▶ **SET PROBLEM**: Select all lines with the string "name" in them, and copy those lines.

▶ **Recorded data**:
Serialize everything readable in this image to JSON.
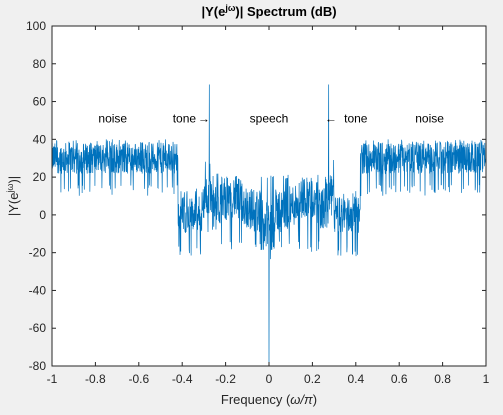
{
  "chart_data": {
    "type": "line",
    "title_prefix": "|Y(e",
    "title_sup": "jω",
    "title_suffix": ")| Spectrum (dB)",
    "xlabel_prefix": "Frequency (",
    "xlabel_math": "ω/π",
    "xlabel_suffix": ")",
    "ylabel_prefix": "|Y(e",
    "ylabel_sup": "jω",
    "ylabel_suffix": ")|",
    "xlim": [
      -1,
      1
    ],
    "ylim": [
      -80,
      100
    ],
    "xticks": [
      -1,
      -0.8,
      -0.6,
      -0.4,
      -0.2,
      0,
      0.2,
      0.4,
      0.6,
      0.8,
      1
    ],
    "xtick_labels": [
      "-1",
      "-0.8",
      "-0.6",
      "-0.4",
      "-0.2",
      "0",
      "0.2",
      "0.4",
      "0.6",
      "0.8",
      "1"
    ],
    "yticks": [
      -80,
      -60,
      -40,
      -20,
      0,
      20,
      40,
      60,
      80,
      100
    ],
    "ytick_labels": [
      "-80",
      "-60",
      "-40",
      "-20",
      "0",
      "20",
      "40",
      "60",
      "80",
      "100"
    ],
    "grid": false,
    "series_color": "#0072BD",
    "series": [
      {
        "envelope": [
          {
            "x_range": [
              -1.0,
              -0.42
            ],
            "mean_db": 30,
            "upper_db": 40,
            "lower_db": 10
          },
          {
            "x_range": [
              -0.42,
              -0.28
            ],
            "mean_db": 0,
            "upper_db": 15,
            "lower_db": -22
          },
          {
            "x_range": [
              -0.25,
              -0.02
            ],
            "mean_db": 2,
            "upper_db": 20,
            "lower_db": -20
          },
          {
            "x_range": [
              0.02,
              0.25
            ],
            "mean_db": 2,
            "upper_db": 20,
            "lower_db": -20
          },
          {
            "x_range": [
              0.28,
              0.42
            ],
            "mean_db": 0,
            "upper_db": 15,
            "lower_db": -22
          },
          {
            "x_range": [
              0.42,
              1.0
            ],
            "mean_db": 30,
            "upper_db": 40,
            "lower_db": 10
          }
        ],
        "peaks": [
          {
            "x": -0.275,
            "y": 69
          },
          {
            "x": 0.275,
            "y": 69
          },
          {
            "x": 0.0,
            "y": -80
          }
        ]
      }
    ],
    "annotations": [
      {
        "text": "noise",
        "x": -0.72,
        "y": 49
      },
      {
        "text": "tone",
        "x": -0.39,
        "y": 49
      },
      {
        "text": "→",
        "x": -0.3,
        "y": 49
      },
      {
        "text": "speech",
        "x": 0.0,
        "y": 49
      },
      {
        "text": "←",
        "x": 0.285,
        "y": 49
      },
      {
        "text": "tone",
        "x": 0.4,
        "y": 49
      },
      {
        "text": "noise",
        "x": 0.74,
        "y": 49
      }
    ]
  }
}
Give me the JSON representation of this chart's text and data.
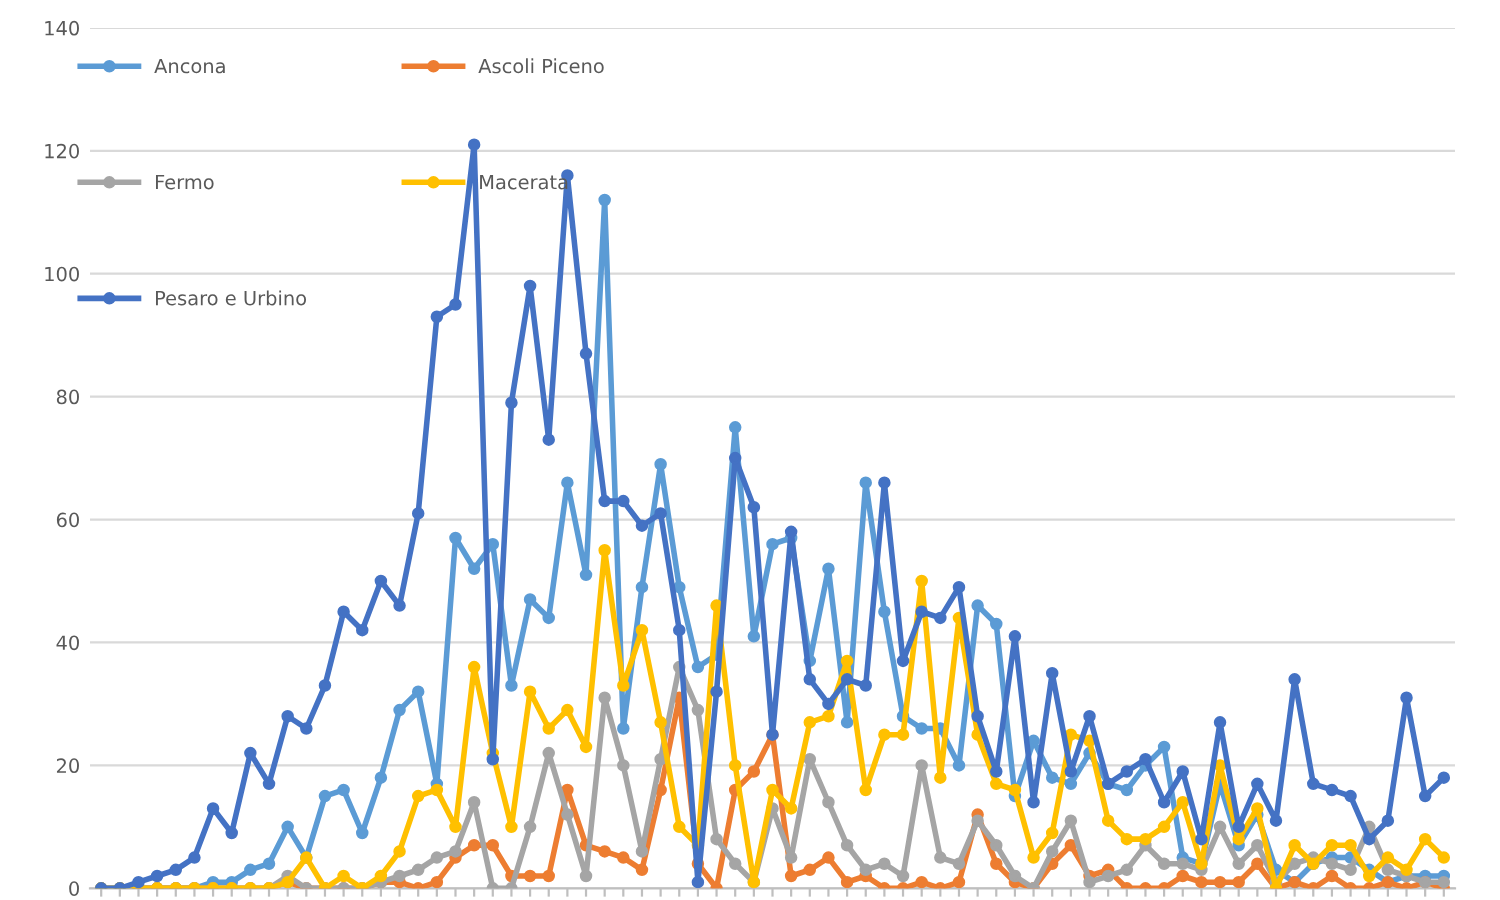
{
  "chart_data": {
    "type": "line",
    "categories": [
      null,
      null,
      null,
      null,
      null,
      null,
      null,
      null,
      null,
      null,
      null,
      null,
      null,
      null,
      null,
      null,
      null,
      null,
      null,
      null,
      null,
      null,
      null,
      null,
      null,
      null,
      null,
      null,
      null,
      null,
      null,
      null,
      null,
      null,
      null,
      null,
      null,
      null,
      null,
      null,
      null,
      null,
      null,
      null,
      null,
      null,
      null,
      null,
      null,
      null,
      null,
      null,
      null,
      null,
      null,
      null,
      null,
      null,
      null,
      null,
      null,
      null,
      null,
      null,
      null,
      null,
      null,
      null,
      null,
      null,
      null,
      null,
      null
    ],
    "series": [
      {
        "name": "Ancona",
        "color": "#5b9bd5",
        "values": [
          0,
          0,
          0,
          0,
          0,
          0,
          1,
          1,
          3,
          4,
          10,
          5,
          15,
          16,
          9,
          18,
          29,
          32,
          17,
          57,
          52,
          56,
          33,
          47,
          44,
          66,
          51,
          112,
          26,
          49,
          69,
          49,
          36,
          38,
          75,
          41,
          56,
          57,
          37,
          52,
          27,
          66,
          45,
          28,
          26,
          26,
          20,
          46,
          43,
          15,
          24,
          18,
          17,
          22,
          17,
          16,
          20,
          23,
          5,
          4,
          17,
          7,
          12,
          3,
          1,
          4,
          5,
          5,
          3,
          1,
          2,
          2,
          2
        ]
      },
      {
        "name": "Ascoli Piceno",
        "color": "#ed7d31",
        "values": [
          null,
          null,
          0,
          0,
          0,
          0,
          0,
          0,
          0,
          0,
          1,
          0,
          0,
          0,
          0,
          1,
          1,
          0,
          1,
          5,
          7,
          7,
          2,
          2,
          2,
          16,
          7,
          6,
          5,
          3,
          16,
          31,
          4,
          0,
          16,
          19,
          25,
          2,
          3,
          5,
          1,
          2,
          0,
          0,
          1,
          0,
          1,
          12,
          4,
          1,
          0,
          4,
          7,
          2,
          3,
          0,
          0,
          0,
          2,
          1,
          1,
          1,
          4,
          0,
          1,
          0,
          2,
          0,
          0,
          1,
          0,
          1,
          0
        ]
      },
      {
        "name": "Fermo",
        "color": "#a5a5a5",
        "values": [
          0,
          0,
          0,
          0,
          0,
          0,
          0,
          0,
          0,
          0,
          2,
          0,
          0,
          0,
          0,
          1,
          2,
          3,
          5,
          6,
          14,
          0,
          0,
          10,
          22,
          12,
          2,
          31,
          20,
          6,
          21,
          36,
          29,
          8,
          4,
          1,
          13,
          5,
          21,
          14,
          7,
          3,
          4,
          2,
          20,
          5,
          4,
          11,
          7,
          2,
          0,
          6,
          11,
          1,
          2,
          3,
          7,
          4,
          4,
          3,
          10,
          4,
          7,
          1,
          4,
          5,
          4,
          3,
          10,
          3,
          2,
          1,
          1
        ]
      },
      {
        "name": "Macerata",
        "color": "#ffc000",
        "values": [
          0,
          0,
          0,
          0,
          0,
          0,
          0,
          0,
          0,
          0,
          1,
          5,
          0,
          2,
          0,
          2,
          6,
          15,
          16,
          10,
          36,
          22,
          10,
          32,
          26,
          29,
          23,
          55,
          33,
          42,
          27,
          10,
          7,
          46,
          20,
          1,
          16,
          13,
          27,
          28,
          37,
          16,
          25,
          25,
          50,
          18,
          44,
          25,
          17,
          16,
          5,
          9,
          25,
          24,
          11,
          8,
          8,
          10,
          14,
          4,
          20,
          8,
          13,
          0,
          7,
          4,
          7,
          7,
          2,
          5,
          3,
          8,
          5
        ]
      },
      {
        "name": "Pesaro e Urbino",
        "color": "#4472c4",
        "values": [
          0,
          0,
          1,
          2,
          3,
          5,
          13,
          9,
          22,
          17,
          28,
          26,
          33,
          45,
          42,
          50,
          46,
          61,
          93,
          95,
          121,
          21,
          79,
          98,
          73,
          116,
          87,
          63,
          63,
          59,
          61,
          42,
          1,
          32,
          70,
          62,
          25,
          58,
          34,
          30,
          34,
          33,
          66,
          37,
          45,
          44,
          49,
          28,
          19,
          41,
          14,
          35,
          19,
          28,
          17,
          19,
          21,
          14,
          19,
          8,
          27,
          10,
          17,
          11,
          34,
          17,
          16,
          15,
          8,
          11,
          31,
          15,
          18
        ]
      }
    ],
    "ylim": [
      0,
      140
    ],
    "yticks": [
      0,
      20,
      40,
      60,
      80,
      100,
      120,
      140
    ],
    "grid": "y",
    "legend": "top left",
    "marker": "circle",
    "line_style": "solid",
    "tick_labels": "y"
  }
}
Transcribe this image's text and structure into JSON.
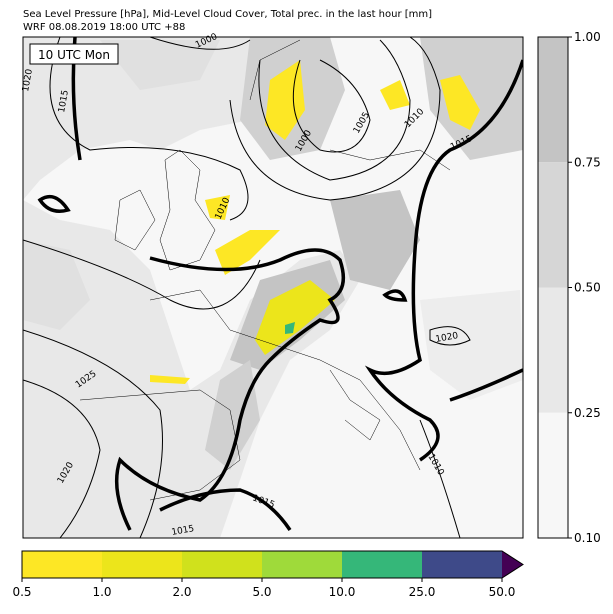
{
  "header": {
    "line1": "Sea Level Pressure [hPa], Mid-Level Cloud Cover, Total prec. in the last hour [mm]",
    "line2": "WRF 08.08.2019 18:00 UTC +88"
  },
  "map": {
    "time_label": "10 UTC Mon",
    "isobar_labels": [
      "1000",
      "1015",
      "1020",
      "1000",
      "1005",
      "1010",
      "1015",
      "1010",
      "1020",
      "1025",
      "1020",
      "1010",
      "1015",
      "1015"
    ]
  },
  "cloud_colorbar": {
    "ticks": [
      "1.00",
      "0.75",
      "0.50",
      "0.25",
      "0.10"
    ],
    "colors": [
      "#c4c4c4",
      "#d6d6d6",
      "#e8e8e8",
      "#f7f7f7"
    ]
  },
  "precip_colorbar": {
    "ticks": [
      "0.5",
      "1.0",
      "2.0",
      "5.0",
      "10.0",
      "25.0",
      "50.0"
    ],
    "colors": [
      "#fde725",
      "#ece51b",
      "#d0e11c",
      "#9fda3a",
      "#35b779",
      "#3e4a89"
    ],
    "extend_color": "#440154"
  }
}
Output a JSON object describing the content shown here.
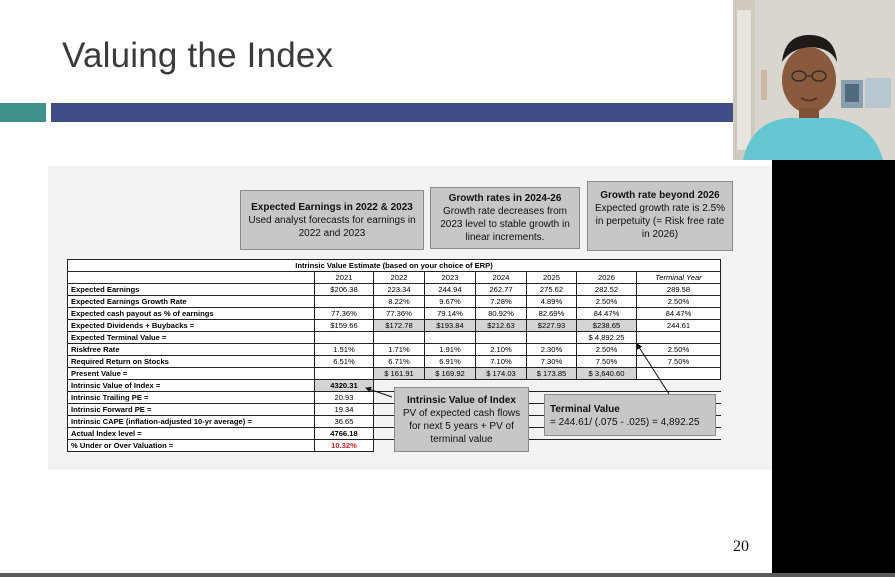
{
  "slide": {
    "title": "Valuing the Index",
    "page_number": "20"
  },
  "callouts": {
    "earnings": {
      "title": "Expected Earnings in 2022 & 2023",
      "body": "Used analyst forecasts for earnings in 2022 and 2023"
    },
    "growth_2426": {
      "title": "Growth rates in 2024-26",
      "body": "Growth rate decreases from 2023 level to stable growth in linear increments."
    },
    "growth_beyond": {
      "title": "Growth rate beyond 2026",
      "body": "Expected growth rate is 2.5% in perpetuity (= Risk free rate in 2026)"
    },
    "intrinsic": {
      "title": "Intrinsic Value of Index",
      "body": "PV of expected cash flows for next 5 years + PV of terminal value"
    },
    "terminal": {
      "title": "Terminal Value",
      "body": "= 244.61/ (.075 - .025) = 4,892.25"
    }
  },
  "table": {
    "title": "Intrinsic Value Estimate (based on your choice of ERP)",
    "headers": [
      "",
      "2021",
      "2022",
      "2023",
      "2024",
      "2025",
      "2026",
      "Terminal Year"
    ],
    "rows": [
      [
        "Expected Earnings",
        "$206.38",
        "223.34",
        "244.94",
        "262.77",
        "275.62",
        "282.52",
        "289.58"
      ],
      [
        "Expected Earnings Growth Rate",
        "",
        "8.22%",
        "9.67%",
        "7.28%",
        "4.89%",
        "2.50%",
        "2.50%"
      ],
      [
        "Expected cash payout as % of earnings",
        "77.36%",
        "77.36%",
        "79.14%",
        "80.92%",
        "82.69%",
        "84.47%",
        "84.47%"
      ],
      [
        "Expected Dividends + Buybacks =",
        "$159.66",
        "$172.78",
        "$193.84",
        "$212.63",
        "$227.93",
        "$238.65",
        "244.61"
      ],
      [
        "Expected Terminal Value =",
        "",
        "",
        "",
        "",
        "",
        "$ 4,892.25",
        ""
      ],
      [
        "Riskfree Rate",
        "1.51%",
        "1.71%",
        "1.91%",
        "2.10%",
        "2.30%",
        "2.50%",
        "2.50%"
      ],
      [
        "Required Return on Stocks",
        "6.51%",
        "6.71%",
        "6.91%",
        "7.10%",
        "7.30%",
        "7.50%",
        "7.50%"
      ],
      [
        "Present Value =",
        "",
        "$ 161.91",
        "$ 169.92",
        "$ 174.03",
        "$ 173.85",
        "$ 3,640.60",
        ""
      ]
    ],
    "summary": [
      [
        "Intrinsic Value of Index =",
        "4320.31"
      ],
      [
        "Intrinsic Trailing PE =",
        "20.93"
      ],
      [
        "Intrinsic Forward PE =",
        "19.34"
      ],
      [
        "Intrinsic CAPE (inflation-adjusted 10-yr average) =",
        "36.65"
      ],
      [
        "Actual Index level =",
        "4766.18"
      ],
      [
        "% Under or Over Valuation =",
        "10.32%"
      ]
    ]
  },
  "colors": {
    "accent_teal": "#3f8f8a",
    "accent_navy": "#3e4d86",
    "callout_fill": "#c7c7c7",
    "highlight_red": "#d22222"
  },
  "webcam": {
    "icon": "presenter-video-feed"
  }
}
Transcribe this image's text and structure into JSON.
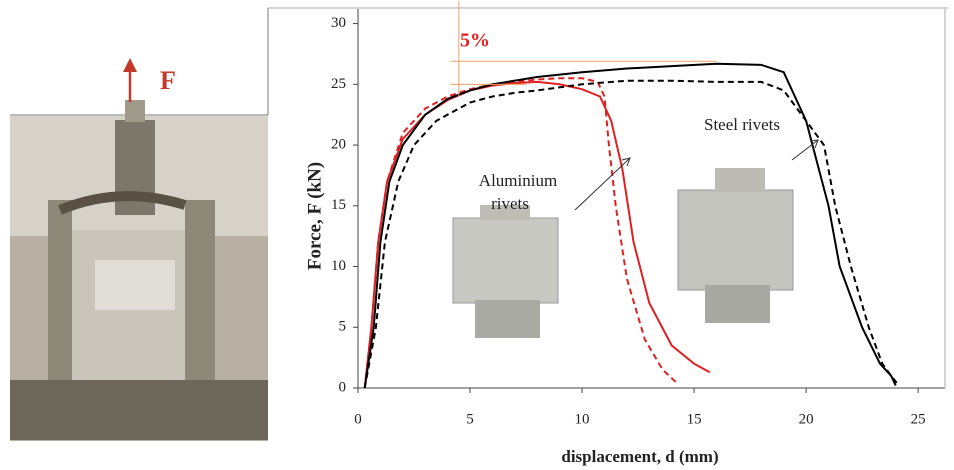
{
  "chart_data": {
    "type": "line",
    "xlabel": "displacement, d (mm)",
    "ylabel": "Force, F (kN)",
    "annotations": [
      "Aluminium",
      "rivets",
      "Steel rivets",
      "5%",
      "F"
    ],
    "xlim": [
      0,
      26.2
    ],
    "ylim": [
      0,
      31.2
    ],
    "xticks": [
      0,
      5,
      10,
      15,
      20,
      25
    ],
    "yticks": [
      0,
      5,
      10,
      15,
      20,
      25,
      30
    ],
    "grid": false,
    "reference_color": "#f0a060",
    "vline": 4.5,
    "hlines": [
      26.9,
      25
    ],
    "series": [
      {
        "color": "#e02020",
        "dash": false,
        "x": [
          0.3,
          0.6,
          0.9,
          1.3,
          2,
          3,
          4,
          5,
          6,
          7,
          8,
          9,
          10,
          10.8,
          11.3,
          11.8,
          12.3,
          13,
          14,
          15,
          15.7
        ],
        "values": [
          0,
          5,
          12,
          17,
          20.5,
          22.5,
          23.7,
          24.5,
          24.9,
          25.1,
          25.2,
          25,
          24.6,
          24,
          22,
          18,
          12,
          7,
          3.5,
          2,
          1.3
        ]
      },
      {
        "color": "#e02020",
        "dash": true,
        "x": [
          0.3,
          0.6,
          0.9,
          1.3,
          2,
          3,
          4,
          5,
          6,
          7,
          8,
          9,
          10,
          10.7,
          11,
          11.2,
          11.5,
          12,
          12.8,
          13.6,
          14.3
        ],
        "values": [
          0,
          5,
          12,
          17,
          21,
          23,
          24,
          24.6,
          25,
          25.2,
          25.4,
          25.5,
          25.5,
          25.2,
          24,
          20,
          15,
          9,
          4,
          1.5,
          0.3
        ]
      },
      {
        "color": "#000000",
        "dash": false,
        "x": [
          0.3,
          0.7,
          1,
          1.4,
          2,
          3,
          4,
          5,
          6,
          8,
          10,
          12,
          14,
          16,
          18,
          19,
          20,
          21,
          21.5,
          22.5,
          23.3,
          23.8,
          24
        ],
        "values": [
          0,
          5,
          12,
          17,
          20,
          22.5,
          23.8,
          24.5,
          25,
          25.6,
          26,
          26.3,
          26.5,
          26.7,
          26.6,
          26,
          22,
          15,
          10,
          5,
          2,
          1,
          0.2
        ]
      },
      {
        "color": "#000000",
        "dash": true,
        "x": [
          0.3,
          0.8,
          1.2,
          1.8,
          2.5,
          3.5,
          5,
          6,
          7,
          8,
          10,
          12,
          14,
          16,
          18,
          19,
          20,
          20.8,
          21.3,
          22,
          22.8,
          23.4,
          23.8,
          24.1
        ],
        "values": [
          0,
          5,
          12,
          17,
          20,
          22,
          23.5,
          24,
          24.3,
          24.5,
          25,
          25.3,
          25.3,
          25.2,
          25.2,
          24.5,
          22,
          20,
          15,
          10,
          5,
          2,
          1,
          0.3
        ]
      }
    ]
  }
}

▶ **ANSWER TO THE EXERCISE**:
        "name": "Ancona",
        "name": "Ascoli Piceno",
        "name": "Fermo",
        "name": "Macerata",
        "name": "Pesaro e Urbino",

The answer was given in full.